What you will do:
Go through the listing and set it down exactly, leaving out its pictures.

Input rows:
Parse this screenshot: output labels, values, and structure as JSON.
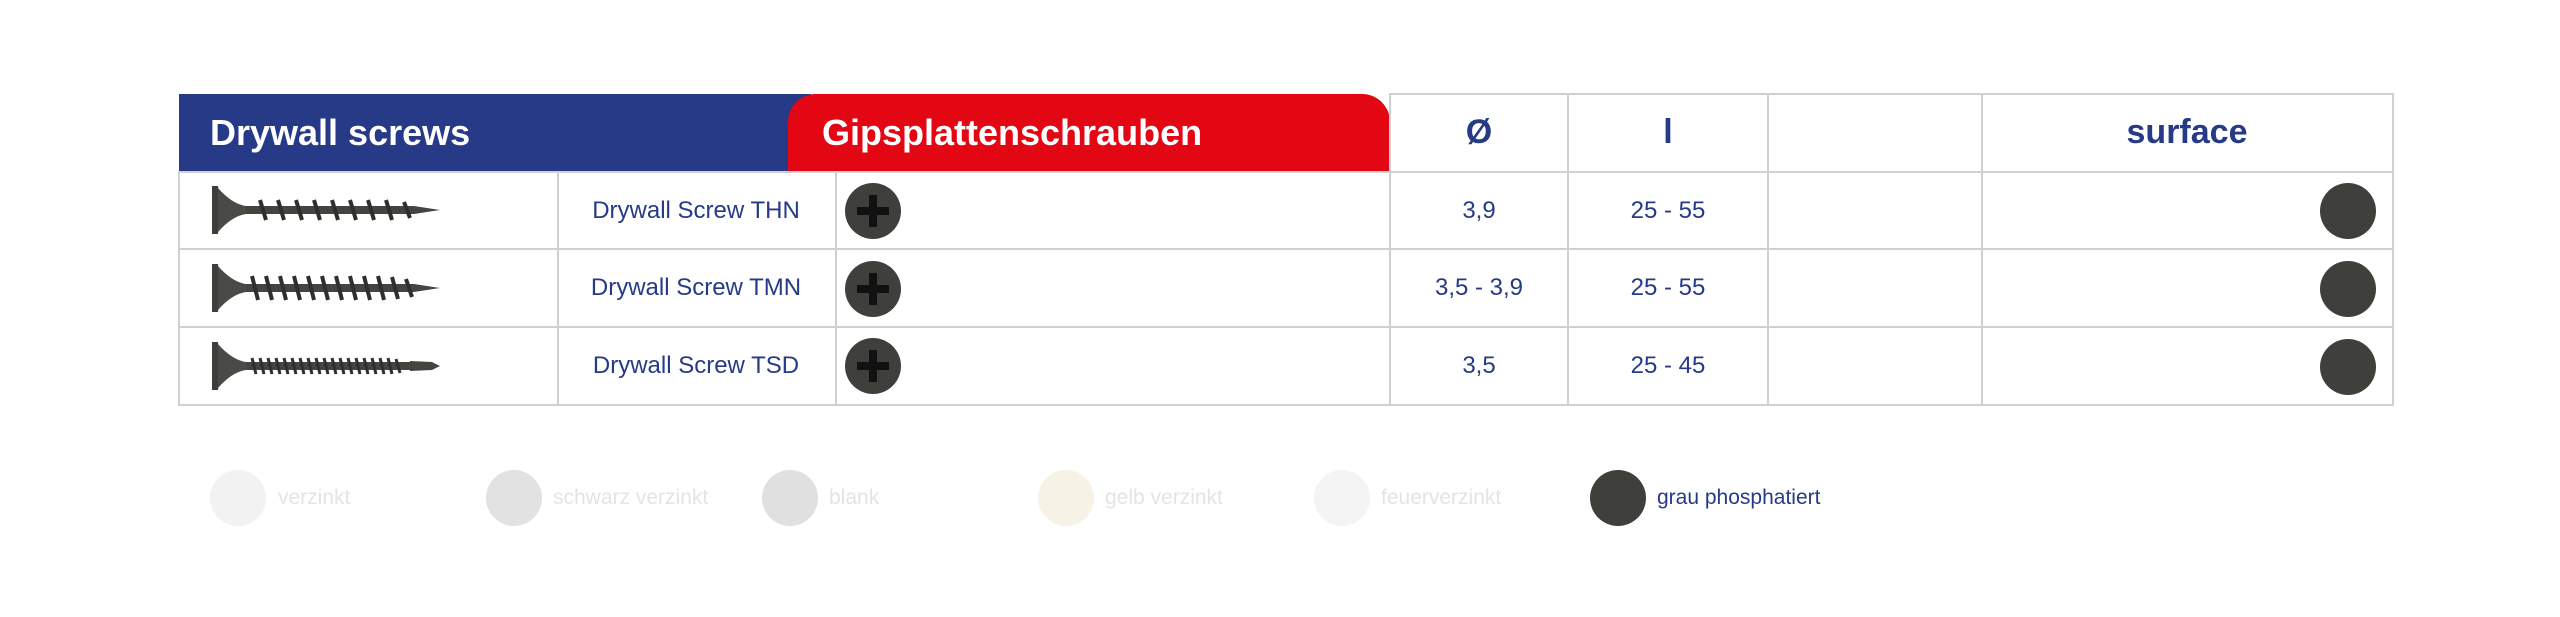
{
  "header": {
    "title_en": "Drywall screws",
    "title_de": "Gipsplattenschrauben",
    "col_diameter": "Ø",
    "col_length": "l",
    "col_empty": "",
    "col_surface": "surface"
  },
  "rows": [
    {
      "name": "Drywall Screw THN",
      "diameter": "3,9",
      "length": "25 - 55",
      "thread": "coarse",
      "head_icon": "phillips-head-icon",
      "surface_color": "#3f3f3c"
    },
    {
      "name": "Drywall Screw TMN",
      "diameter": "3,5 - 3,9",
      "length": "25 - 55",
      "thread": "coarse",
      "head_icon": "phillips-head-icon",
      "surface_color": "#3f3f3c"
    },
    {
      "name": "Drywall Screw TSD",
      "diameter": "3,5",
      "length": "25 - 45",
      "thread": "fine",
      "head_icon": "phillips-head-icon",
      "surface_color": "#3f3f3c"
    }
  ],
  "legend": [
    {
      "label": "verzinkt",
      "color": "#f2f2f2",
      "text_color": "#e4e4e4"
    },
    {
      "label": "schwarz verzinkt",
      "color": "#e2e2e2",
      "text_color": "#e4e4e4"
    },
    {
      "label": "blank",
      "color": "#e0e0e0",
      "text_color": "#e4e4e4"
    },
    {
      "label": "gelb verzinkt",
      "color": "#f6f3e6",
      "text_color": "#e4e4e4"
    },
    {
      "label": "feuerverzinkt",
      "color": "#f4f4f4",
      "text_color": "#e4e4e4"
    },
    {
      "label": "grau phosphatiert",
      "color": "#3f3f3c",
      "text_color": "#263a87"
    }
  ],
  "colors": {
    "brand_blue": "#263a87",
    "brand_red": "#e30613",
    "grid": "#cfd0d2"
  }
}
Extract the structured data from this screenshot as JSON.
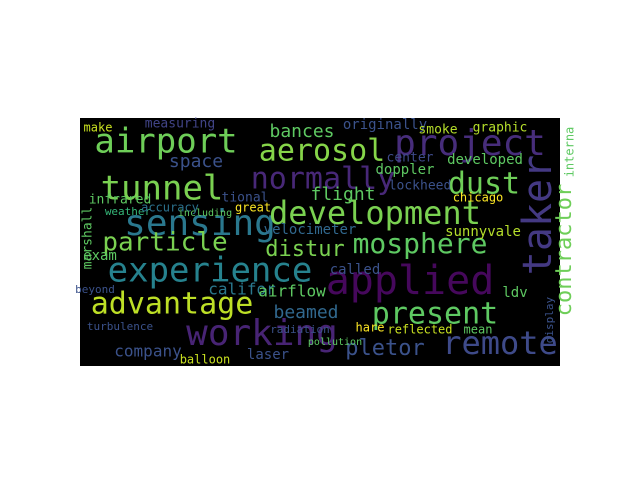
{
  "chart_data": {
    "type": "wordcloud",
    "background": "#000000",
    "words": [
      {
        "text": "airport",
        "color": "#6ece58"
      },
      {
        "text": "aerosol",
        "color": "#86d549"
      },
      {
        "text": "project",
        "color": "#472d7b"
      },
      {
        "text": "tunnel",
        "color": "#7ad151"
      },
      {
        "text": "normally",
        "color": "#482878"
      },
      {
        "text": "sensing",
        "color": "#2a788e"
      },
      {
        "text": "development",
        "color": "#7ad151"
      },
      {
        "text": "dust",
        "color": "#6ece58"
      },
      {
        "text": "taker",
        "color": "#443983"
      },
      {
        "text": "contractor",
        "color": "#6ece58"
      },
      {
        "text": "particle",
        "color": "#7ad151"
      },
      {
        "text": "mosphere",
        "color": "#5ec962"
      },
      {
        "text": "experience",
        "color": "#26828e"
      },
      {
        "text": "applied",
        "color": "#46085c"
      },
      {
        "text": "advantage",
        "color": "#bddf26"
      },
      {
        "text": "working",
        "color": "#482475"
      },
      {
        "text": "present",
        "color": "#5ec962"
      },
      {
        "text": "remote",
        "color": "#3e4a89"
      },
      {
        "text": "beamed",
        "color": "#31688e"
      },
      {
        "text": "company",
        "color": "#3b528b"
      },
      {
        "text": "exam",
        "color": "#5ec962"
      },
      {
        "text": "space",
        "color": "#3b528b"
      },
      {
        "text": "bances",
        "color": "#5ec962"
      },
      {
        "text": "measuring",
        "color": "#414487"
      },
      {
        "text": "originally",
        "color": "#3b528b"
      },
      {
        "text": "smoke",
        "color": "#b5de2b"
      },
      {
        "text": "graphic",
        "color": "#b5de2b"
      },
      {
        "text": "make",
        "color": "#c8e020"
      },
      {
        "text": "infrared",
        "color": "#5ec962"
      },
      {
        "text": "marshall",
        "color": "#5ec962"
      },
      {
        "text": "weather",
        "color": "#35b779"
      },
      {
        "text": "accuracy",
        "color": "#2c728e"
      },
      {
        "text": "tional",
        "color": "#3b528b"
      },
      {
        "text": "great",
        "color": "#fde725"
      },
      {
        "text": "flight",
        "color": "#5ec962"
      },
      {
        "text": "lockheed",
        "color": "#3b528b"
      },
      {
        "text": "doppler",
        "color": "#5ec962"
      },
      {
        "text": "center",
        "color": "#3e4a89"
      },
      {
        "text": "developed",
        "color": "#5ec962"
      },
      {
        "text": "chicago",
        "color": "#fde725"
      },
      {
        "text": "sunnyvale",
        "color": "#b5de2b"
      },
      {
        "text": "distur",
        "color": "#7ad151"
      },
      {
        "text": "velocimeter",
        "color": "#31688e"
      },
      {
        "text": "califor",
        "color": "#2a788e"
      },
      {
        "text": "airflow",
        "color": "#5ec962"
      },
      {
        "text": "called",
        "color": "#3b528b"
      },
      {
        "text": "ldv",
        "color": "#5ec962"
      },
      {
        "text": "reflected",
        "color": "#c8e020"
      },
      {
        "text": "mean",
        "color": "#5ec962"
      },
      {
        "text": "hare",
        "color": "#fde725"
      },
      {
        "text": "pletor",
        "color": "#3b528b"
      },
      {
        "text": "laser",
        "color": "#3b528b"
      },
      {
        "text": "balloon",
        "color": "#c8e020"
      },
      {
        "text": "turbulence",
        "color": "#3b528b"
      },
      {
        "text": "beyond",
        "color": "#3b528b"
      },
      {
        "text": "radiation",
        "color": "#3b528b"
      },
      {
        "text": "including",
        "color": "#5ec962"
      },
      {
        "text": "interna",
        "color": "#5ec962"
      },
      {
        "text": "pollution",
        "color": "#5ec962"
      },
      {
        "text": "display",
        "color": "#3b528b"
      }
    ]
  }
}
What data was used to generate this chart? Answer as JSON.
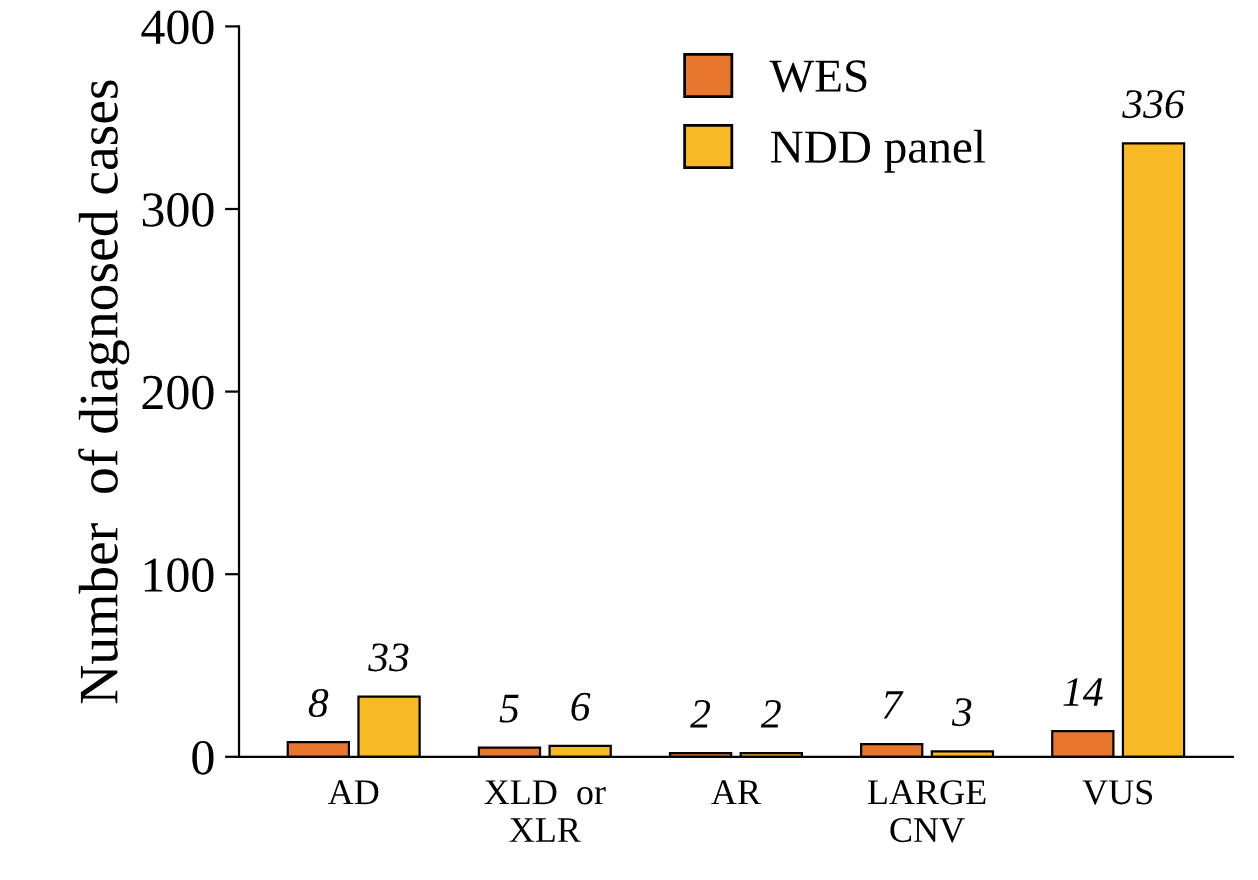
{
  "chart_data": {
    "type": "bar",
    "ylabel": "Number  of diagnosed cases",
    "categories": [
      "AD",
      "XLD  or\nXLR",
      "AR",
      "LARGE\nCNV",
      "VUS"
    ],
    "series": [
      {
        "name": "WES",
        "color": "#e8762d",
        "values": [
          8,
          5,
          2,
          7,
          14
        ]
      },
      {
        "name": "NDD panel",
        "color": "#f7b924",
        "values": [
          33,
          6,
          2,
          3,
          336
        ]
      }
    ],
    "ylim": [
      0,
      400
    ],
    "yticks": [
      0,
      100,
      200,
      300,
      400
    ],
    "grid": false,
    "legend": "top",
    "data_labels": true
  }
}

Answer:
Parse this screenshot: output labels, values, and structure as JSON.
{
  "header": {
    "title_en": "Drywall screws",
    "title_de": "Gipsplattenschrauben",
    "col_diameter": "Ø",
    "col_length": "l",
    "col_empty": "",
    "col_surface": "surface"
  },
  "rows": [
    {
      "name": "Drywall Screw THN",
      "diameter": "3,9",
      "length": "25 - 55",
      "thread": "coarse",
      "head_icon": "phillips-head-icon",
      "surface_color": "#3f3f3c"
    },
    {
      "name": "Drywall Screw TMN",
      "diameter": "3,5 - 3,9",
      "length": "25 - 55",
      "thread": "coarse",
      "head_icon": "phillips-head-icon",
      "surface_color": "#3f3f3c"
    },
    {
      "name": "Drywall Screw TSD",
      "diameter": "3,5",
      "length": "25 - 45",
      "thread": "fine",
      "head_icon": "phillips-head-icon",
      "surface_color": "#3f3f3c"
    }
  ],
  "legend": [
    {
      "label": "verzinkt",
      "color": "#f2f2f2",
      "text_color": "#e4e4e4"
    },
    {
      "label": "schwarz verzinkt",
      "color": "#e2e2e2",
      "text_color": "#e4e4e4"
    },
    {
      "label": "blank",
      "color": "#e0e0e0",
      "text_color": "#e4e4e4"
    },
    {
      "label": "gelb verzinkt",
      "color": "#f6f3e6",
      "text_color": "#e4e4e4"
    },
    {
      "label": "feuerverzinkt",
      "color": "#f4f4f4",
      "text_color": "#e4e4e4"
    },
    {
      "label": "grau phosphatiert",
      "color": "#3f3f3c",
      "text_color": "#263a87"
    }
  ],
  "colors": {
    "brand_blue": "#263a87",
    "brand_red": "#e30613",
    "grid": "#cfd0d2"
  }
}
Extract the structured data from this screenshot as JSON.
{
  "chart_data": {
    "type": "wordcloud",
    "background": "#000000",
    "words": [
      {
        "text": "airport",
        "color": "#6ece58"
      },
      {
        "text": "aerosol",
        "color": "#86d549"
      },
      {
        "text": "project",
        "color": "#472d7b"
      },
      {
        "text": "tunnel",
        "color": "#7ad151"
      },
      {
        "text": "normally",
        "color": "#482878"
      },
      {
        "text": "sensing",
        "color": "#2a788e"
      },
      {
        "text": "development",
        "color": "#7ad151"
      },
      {
        "text": "dust",
        "color": "#6ece58"
      },
      {
        "text": "taker",
        "color": "#443983"
      },
      {
        "text": "contractor",
        "color": "#6ece58"
      },
      {
        "text": "particle",
        "color": "#7ad151"
      },
      {
        "text": "mosphere",
        "color": "#5ec962"
      },
      {
        "text": "experience",
        "color": "#26828e"
      },
      {
        "text": "applied",
        "color": "#46085c"
      },
      {
        "text": "advantage",
        "color": "#bddf26"
      },
      {
        "text": "working",
        "color": "#482475"
      },
      {
        "text": "present",
        "color": "#5ec962"
      },
      {
        "text": "remote",
        "color": "#3e4a89"
      },
      {
        "text": "beamed",
        "color": "#31688e"
      },
      {
        "text": "company",
        "color": "#3b528b"
      },
      {
        "text": "exam",
        "color": "#5ec962"
      },
      {
        "text": "space",
        "color": "#3b528b"
      },
      {
        "text": "bances",
        "color": "#5ec962"
      },
      {
        "text": "measuring",
        "color": "#414487"
      },
      {
        "text": "originally",
        "color": "#3b528b"
      },
      {
        "text": "smoke",
        "color": "#b5de2b"
      },
      {
        "text": "graphic",
        "color": "#b5de2b"
      },
      {
        "text": "make",
        "color": "#c8e020"
      },
      {
        "text": "infrared",
        "color": "#5ec962"
      },
      {
        "text": "marshall",
        "color": "#5ec962"
      },
      {
        "text": "weather",
        "color": "#35b779"
      },
      {
        "text": "accuracy",
        "color": "#2c728e"
      },
      {
        "text": "tional",
        "color": "#3b528b"
      },
      {
        "text": "great",
        "color": "#fde725"
      },
      {
        "text": "flight",
        "color": "#5ec962"
      },
      {
        "text": "lockheed",
        "color": "#3b528b"
      },
      {
        "text": "doppler",
        "color": "#5ec962"
      },
      {
        "text": "center",
        "color": "#3e4a89"
      },
      {
        "text": "developed",
        "color": "#5ec962"
      },
      {
        "text": "chicago",
        "color": "#fde725"
      },
      {
        "text": "sunnyvale",
        "color": "#b5de2b"
      },
      {
        "text": "distur",
        "color": "#7ad151"
      },
      {
        "text": "velocimeter",
        "color": "#31688e"
      },
      {
        "text": "califor",
        "color": "#2a788e"
      },
      {
        "text": "airflow",
        "color": "#5ec962"
      },
      {
        "text": "called",
        "color": "#3b528b"
      },
      {
        "text": "ldv",
        "color": "#5ec962"
      },
      {
        "text": "reflected",
        "color": "#c8e020"
      },
      {
        "text": "mean",
        "color": "#5ec962"
      },
      {
        "text": "hare",
        "color": "#fde725"
      },
      {
        "text": "pletor",
        "color": "#3b528b"
      },
      {
        "text": "laser",
        "color": "#3b528b"
      },
      {
        "text": "balloon",
        "color": "#c8e020"
      },
      {
        "text": "turbulence",
        "color": "#3b528b"
      },
      {
        "text": "beyond",
        "color": "#3b528b"
      },
      {
        "text": "radiation",
        "color": "#3b528b"
      },
      {
        "text": "including",
        "color": "#5ec962"
      },
      {
        "text": "interna",
        "color": "#5ec962"
      },
      {
        "text": "pollution",
        "color": "#5ec962"
      },
      {
        "text": "display",
        "color": "#3b528b"
      }
    ]
  }
}
What data was used to generate this chart? Answer as JSON.
{
  "chart_data": {
    "type": "bar",
    "ylabel": "Number  of diagnosed cases",
    "categories": [
      "AD",
      "XLD  or\nXLR",
      "AR",
      "LARGE\nCNV",
      "VUS"
    ],
    "series": [
      {
        "name": "WES",
        "color": "#e8762d",
        "values": [
          8,
          5,
          2,
          7,
          14
        ]
      },
      {
        "name": "NDD panel",
        "color": "#f7b924",
        "values": [
          33,
          6,
          2,
          3,
          336
        ]
      }
    ],
    "ylim": [
      0,
      400
    ],
    "yticks": [
      0,
      100,
      200,
      300,
      400
    ],
    "grid": false,
    "legend": "top",
    "data_labels": true
  }
}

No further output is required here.